## Begin Data for this task

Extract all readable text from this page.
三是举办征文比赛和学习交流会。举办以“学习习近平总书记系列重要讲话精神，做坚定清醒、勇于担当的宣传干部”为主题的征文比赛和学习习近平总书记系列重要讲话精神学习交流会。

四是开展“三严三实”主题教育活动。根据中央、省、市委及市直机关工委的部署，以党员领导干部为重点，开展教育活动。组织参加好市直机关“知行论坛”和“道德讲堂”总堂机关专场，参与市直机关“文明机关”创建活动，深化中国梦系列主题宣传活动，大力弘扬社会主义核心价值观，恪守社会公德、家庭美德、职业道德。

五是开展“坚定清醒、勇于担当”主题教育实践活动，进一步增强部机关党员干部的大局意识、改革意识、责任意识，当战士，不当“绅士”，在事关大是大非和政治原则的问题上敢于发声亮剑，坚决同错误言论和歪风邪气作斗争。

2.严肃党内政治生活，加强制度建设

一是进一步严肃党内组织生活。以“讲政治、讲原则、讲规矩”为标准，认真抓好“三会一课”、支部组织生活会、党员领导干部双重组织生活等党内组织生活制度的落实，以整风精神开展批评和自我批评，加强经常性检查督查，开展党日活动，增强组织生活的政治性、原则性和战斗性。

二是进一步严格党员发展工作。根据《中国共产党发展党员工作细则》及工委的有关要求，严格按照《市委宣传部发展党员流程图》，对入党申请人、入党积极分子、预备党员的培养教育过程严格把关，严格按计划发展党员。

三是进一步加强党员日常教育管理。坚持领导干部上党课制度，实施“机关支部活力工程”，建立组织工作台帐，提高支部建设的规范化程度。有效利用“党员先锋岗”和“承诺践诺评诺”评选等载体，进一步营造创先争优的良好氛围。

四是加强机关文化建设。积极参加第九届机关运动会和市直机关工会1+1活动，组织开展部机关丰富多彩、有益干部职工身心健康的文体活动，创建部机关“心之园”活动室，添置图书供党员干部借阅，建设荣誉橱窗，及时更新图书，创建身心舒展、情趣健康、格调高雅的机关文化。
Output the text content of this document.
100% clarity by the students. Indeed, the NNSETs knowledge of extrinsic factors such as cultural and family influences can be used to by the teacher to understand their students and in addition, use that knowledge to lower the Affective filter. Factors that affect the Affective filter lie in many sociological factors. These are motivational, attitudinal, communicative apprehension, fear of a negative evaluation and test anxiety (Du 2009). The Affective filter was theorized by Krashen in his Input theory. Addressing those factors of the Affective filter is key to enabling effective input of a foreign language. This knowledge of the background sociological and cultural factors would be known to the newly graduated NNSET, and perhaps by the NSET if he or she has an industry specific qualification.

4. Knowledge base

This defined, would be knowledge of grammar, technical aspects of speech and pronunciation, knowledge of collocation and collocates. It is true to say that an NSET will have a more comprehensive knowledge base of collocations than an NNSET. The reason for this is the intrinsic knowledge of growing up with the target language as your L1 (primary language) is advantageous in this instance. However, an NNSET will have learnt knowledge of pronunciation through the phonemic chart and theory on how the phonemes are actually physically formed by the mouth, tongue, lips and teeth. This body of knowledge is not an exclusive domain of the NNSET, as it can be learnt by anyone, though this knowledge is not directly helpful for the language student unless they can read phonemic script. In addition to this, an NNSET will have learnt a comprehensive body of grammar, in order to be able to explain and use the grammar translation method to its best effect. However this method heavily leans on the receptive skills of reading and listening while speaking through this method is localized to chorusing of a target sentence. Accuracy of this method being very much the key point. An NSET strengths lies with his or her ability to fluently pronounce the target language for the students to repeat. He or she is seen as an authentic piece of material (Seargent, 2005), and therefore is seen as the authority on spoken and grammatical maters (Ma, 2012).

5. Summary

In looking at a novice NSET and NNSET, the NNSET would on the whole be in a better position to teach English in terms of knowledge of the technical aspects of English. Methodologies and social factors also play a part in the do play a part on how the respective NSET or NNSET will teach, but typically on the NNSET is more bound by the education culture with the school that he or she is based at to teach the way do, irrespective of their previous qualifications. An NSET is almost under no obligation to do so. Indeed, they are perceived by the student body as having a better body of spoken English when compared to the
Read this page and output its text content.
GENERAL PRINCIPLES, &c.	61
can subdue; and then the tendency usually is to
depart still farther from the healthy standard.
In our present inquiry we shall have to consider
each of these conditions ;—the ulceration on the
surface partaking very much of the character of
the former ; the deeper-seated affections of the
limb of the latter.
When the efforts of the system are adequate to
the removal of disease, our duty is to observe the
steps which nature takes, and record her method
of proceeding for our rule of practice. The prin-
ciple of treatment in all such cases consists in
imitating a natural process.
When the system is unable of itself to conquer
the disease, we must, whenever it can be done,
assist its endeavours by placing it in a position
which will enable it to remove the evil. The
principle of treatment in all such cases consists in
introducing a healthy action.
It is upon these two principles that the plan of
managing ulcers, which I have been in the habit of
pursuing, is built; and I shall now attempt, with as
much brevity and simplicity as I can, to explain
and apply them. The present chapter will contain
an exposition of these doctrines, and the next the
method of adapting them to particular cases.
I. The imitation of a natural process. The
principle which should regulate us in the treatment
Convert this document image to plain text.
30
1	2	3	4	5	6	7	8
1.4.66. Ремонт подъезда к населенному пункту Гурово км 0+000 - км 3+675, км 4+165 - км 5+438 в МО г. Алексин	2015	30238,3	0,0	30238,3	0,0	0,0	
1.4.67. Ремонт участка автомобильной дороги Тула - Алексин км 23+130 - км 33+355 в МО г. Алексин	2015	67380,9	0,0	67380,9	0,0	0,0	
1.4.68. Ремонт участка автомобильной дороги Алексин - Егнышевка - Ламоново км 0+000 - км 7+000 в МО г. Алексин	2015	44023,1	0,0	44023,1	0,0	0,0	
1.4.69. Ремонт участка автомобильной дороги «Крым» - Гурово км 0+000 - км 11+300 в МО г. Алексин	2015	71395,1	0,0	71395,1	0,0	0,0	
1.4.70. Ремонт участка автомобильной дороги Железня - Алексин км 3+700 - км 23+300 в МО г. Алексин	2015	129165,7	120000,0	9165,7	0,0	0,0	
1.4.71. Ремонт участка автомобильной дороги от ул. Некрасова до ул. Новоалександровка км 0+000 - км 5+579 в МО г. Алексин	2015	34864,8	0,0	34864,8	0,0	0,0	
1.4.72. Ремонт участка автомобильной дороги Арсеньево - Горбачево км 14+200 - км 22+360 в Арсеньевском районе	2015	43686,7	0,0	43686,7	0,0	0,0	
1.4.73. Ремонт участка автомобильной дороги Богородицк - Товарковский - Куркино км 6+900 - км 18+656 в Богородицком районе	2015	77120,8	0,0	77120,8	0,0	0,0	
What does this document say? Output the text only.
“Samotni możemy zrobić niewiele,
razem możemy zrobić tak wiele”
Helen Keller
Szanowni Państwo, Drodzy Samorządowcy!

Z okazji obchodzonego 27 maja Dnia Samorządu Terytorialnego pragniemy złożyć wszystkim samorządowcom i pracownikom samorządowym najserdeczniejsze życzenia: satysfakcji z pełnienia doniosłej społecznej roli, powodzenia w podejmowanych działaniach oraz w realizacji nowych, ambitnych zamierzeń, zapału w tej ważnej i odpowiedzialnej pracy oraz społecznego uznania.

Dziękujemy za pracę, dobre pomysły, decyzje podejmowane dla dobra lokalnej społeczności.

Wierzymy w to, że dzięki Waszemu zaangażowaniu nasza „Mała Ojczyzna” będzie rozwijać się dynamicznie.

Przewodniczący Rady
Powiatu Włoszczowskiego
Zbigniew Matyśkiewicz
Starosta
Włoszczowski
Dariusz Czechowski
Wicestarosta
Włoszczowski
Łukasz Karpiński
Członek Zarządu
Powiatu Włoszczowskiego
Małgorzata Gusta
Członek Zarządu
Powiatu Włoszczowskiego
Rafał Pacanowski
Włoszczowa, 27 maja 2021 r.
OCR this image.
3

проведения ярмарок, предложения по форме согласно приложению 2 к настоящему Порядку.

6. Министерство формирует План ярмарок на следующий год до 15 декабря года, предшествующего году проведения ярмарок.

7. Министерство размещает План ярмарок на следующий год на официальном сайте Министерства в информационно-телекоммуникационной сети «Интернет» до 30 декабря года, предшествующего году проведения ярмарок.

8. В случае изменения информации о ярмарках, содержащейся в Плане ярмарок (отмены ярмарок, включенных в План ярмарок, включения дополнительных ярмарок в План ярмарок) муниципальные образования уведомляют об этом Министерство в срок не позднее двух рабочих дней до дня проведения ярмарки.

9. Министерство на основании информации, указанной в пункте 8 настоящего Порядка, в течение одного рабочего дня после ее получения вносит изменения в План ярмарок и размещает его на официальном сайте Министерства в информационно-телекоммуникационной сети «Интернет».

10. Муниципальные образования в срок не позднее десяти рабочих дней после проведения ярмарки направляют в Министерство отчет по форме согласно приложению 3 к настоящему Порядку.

## End Data for this task

Exercise task:
A line counts if it holds the word "образования". Work out how many lines in the listing count, and give only that number.

Reply:
2